Extracted records
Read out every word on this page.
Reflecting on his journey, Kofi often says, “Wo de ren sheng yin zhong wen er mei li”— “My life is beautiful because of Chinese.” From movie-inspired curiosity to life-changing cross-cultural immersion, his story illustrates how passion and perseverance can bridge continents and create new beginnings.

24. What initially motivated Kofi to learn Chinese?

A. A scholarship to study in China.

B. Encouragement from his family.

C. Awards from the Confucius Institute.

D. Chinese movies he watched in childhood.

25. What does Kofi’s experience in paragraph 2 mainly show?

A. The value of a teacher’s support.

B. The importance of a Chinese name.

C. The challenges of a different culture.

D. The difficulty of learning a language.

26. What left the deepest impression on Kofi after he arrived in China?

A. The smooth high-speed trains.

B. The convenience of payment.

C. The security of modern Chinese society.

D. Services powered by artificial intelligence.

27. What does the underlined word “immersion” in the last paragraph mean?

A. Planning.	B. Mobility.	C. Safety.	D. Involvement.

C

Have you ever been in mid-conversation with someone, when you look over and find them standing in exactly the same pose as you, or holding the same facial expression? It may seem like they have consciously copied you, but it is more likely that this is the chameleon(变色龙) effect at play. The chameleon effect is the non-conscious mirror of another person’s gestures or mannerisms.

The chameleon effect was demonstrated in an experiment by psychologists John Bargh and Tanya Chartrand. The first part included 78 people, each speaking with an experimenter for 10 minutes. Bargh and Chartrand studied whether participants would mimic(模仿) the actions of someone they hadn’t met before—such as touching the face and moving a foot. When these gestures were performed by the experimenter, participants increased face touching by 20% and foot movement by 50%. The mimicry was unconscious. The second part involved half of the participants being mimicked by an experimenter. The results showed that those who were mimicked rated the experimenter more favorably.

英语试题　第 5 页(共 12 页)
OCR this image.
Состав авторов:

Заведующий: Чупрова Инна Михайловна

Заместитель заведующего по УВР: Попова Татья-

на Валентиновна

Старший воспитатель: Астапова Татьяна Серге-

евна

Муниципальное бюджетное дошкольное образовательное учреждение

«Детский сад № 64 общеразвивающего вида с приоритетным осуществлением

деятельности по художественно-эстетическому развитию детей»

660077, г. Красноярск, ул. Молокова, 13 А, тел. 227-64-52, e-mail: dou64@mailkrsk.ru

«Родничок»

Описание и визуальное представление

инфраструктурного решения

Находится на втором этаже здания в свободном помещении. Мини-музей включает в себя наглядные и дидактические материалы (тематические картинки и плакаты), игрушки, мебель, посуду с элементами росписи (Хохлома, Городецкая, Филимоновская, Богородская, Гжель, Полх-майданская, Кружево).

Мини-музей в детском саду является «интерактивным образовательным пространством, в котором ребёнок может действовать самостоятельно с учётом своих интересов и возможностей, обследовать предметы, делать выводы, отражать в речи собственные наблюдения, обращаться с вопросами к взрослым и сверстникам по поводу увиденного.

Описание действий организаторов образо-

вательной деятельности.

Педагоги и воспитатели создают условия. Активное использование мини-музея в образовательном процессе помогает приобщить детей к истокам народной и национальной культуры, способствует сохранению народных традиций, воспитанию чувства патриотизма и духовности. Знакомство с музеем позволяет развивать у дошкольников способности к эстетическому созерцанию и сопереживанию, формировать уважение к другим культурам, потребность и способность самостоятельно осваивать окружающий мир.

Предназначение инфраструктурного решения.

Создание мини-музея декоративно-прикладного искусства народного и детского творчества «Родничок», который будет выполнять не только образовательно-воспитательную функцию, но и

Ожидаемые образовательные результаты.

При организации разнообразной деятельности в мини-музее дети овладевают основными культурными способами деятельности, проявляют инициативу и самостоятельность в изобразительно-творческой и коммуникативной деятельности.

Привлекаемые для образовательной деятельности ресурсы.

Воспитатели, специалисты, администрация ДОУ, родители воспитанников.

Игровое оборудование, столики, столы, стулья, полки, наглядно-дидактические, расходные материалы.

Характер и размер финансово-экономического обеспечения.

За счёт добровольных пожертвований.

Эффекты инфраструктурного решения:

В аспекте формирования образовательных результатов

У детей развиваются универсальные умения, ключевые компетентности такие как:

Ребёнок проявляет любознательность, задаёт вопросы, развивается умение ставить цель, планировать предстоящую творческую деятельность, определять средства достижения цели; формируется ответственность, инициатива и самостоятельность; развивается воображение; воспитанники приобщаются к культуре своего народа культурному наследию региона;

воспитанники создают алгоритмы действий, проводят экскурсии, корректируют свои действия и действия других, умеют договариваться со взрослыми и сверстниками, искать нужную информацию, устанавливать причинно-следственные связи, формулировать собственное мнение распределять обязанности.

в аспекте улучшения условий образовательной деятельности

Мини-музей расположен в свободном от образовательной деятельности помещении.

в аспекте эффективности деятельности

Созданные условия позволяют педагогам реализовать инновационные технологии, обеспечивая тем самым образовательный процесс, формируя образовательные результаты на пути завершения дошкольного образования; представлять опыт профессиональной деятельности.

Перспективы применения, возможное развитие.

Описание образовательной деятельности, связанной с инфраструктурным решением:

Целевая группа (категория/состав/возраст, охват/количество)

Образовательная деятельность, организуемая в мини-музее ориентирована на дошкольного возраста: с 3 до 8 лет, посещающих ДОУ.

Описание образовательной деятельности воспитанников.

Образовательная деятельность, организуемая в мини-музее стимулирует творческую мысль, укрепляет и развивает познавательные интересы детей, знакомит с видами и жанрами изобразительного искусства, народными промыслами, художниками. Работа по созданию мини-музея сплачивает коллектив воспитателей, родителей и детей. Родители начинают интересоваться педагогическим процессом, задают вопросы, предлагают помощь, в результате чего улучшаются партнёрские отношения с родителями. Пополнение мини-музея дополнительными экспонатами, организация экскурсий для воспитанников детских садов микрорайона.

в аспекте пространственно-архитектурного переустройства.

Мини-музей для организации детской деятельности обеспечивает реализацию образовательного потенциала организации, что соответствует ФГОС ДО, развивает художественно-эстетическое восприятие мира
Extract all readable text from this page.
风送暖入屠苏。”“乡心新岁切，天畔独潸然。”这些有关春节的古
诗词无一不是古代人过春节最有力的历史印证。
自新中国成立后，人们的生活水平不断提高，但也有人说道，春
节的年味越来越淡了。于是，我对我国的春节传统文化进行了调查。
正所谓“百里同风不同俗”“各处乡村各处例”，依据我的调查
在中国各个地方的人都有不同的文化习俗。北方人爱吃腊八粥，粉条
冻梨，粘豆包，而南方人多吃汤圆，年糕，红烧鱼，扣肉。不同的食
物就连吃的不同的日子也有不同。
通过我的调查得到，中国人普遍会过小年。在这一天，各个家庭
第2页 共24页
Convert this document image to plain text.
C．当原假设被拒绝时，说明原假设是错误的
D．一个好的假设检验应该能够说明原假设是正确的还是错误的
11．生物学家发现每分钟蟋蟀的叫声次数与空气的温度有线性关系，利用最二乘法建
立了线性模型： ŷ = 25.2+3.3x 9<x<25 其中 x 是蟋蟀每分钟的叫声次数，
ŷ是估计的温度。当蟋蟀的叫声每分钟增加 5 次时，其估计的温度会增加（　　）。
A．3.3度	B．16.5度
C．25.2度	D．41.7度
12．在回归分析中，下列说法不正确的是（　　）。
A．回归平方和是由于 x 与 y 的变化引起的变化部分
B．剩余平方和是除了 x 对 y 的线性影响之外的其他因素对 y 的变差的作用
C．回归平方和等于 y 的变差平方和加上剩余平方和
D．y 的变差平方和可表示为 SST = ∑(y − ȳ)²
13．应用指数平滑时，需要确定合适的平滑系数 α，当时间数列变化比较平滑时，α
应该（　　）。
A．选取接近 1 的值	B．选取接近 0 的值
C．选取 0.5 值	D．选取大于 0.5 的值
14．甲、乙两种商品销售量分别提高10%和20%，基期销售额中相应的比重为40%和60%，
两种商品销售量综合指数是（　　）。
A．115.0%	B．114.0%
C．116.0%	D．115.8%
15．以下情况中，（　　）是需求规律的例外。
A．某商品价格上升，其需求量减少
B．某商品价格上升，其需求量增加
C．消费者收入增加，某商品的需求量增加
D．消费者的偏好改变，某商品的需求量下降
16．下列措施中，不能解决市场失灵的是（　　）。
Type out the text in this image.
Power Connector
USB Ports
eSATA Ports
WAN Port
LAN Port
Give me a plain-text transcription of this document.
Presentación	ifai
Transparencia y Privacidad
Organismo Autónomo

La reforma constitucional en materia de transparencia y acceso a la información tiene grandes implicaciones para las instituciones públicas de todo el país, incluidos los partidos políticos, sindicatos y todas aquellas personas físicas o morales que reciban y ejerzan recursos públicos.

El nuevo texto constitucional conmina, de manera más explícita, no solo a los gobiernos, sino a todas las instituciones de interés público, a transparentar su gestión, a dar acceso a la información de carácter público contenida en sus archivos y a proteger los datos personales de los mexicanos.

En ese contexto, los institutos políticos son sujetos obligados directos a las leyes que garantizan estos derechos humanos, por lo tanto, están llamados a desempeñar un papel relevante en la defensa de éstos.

# [Exercise description]
Print from the line containing "Convert this document image to plain text." to the last line above, exactly as written.

# [Output below]
Convert this document image to plain text.
C．当原假设被拒绝时，说明原假设是错误的
D．一个好的假设检验应该能够说明原假设是正确的还是错误的
11．生物学家发现每分钟蟋蟀的叫声次数与空气的温度有线性关系，利用最二乘法建
立了线性模型： ŷ = 25.2+3.3x 9<x<25 其中 x 是蟋蟀每分钟的叫声次数，
ŷ是估计的温度。当蟋蟀的叫声每分钟增加 5 次时，其估计的温度会增加（　　）。
A．3.3度	B．16.5度
C．25.2度	D．41.7度
12．在回归分析中，下列说法不正确的是（　　）。
A．回归平方和是由于 x 与 y 的变化引起的变化部分
B．剩余平方和是除了 x 对 y 的线性影响之外的其他因素对 y 的变差的作用
C．回归平方和等于 y 的变差平方和加上剩余平方和
D．y 的变差平方和可表示为 SST = ∑(y − ȳ)²
13．应用指数平滑时，需要确定合适的平滑系数 α，当时间数列变化比较平滑时，α
应该（　　）。
A．选取接近 1 的值	B．选取接近 0 的值
C．选取 0.5 值	D．选取大于 0.5 的值
14．甲、乙两种商品销售量分别提高10%和20%，基期销售额中相应的比重为40%和60%，
两种商品销售量综合指数是（　　）。
A．115.0%	B．114.0%
C．116.0%	D．115.8%
15．以下情况中，（　　）是需求规律的例外。
A．某商品价格上升，其需求量减少
B．某商品价格上升，其需求量增加
C．消费者收入增加，某商品的需求量增加
D．消费者的偏好改变，某商品的需求量下降
16．下列措施中，不能解决市场失灵的是（　　）。
Type out the text in this image.
Power Connector
USB Ports
eSATA Ports
WAN Port
LAN Port
Give me a plain-text transcription of this document.
Presentación	ifai
Transparencia y Privacidad
Organismo Autónomo

La reforma constitucional en materia de transparencia y acceso a la información tiene grandes implicaciones para las instituciones públicas de todo el país, incluidos los partidos políticos, sindicatos y todas aquellas personas físicas o morales que reciban y ejerzan recursos públicos.

El nuevo texto constitucional conmina, de manera más explícita, no solo a los gobiernos, sino a todas las instituciones de interés público, a transparentar su gestión, a dar acceso a la información de carácter público contenida en sus archivos y a proteger los datos personales de los mexicanos.

En ese contexto, los institutos políticos son sujetos obligados directos a las leyes que garantizan estos derechos humanos, por lo tanto, están llamados a desempeñar un papel relevante en la defensa de éstos.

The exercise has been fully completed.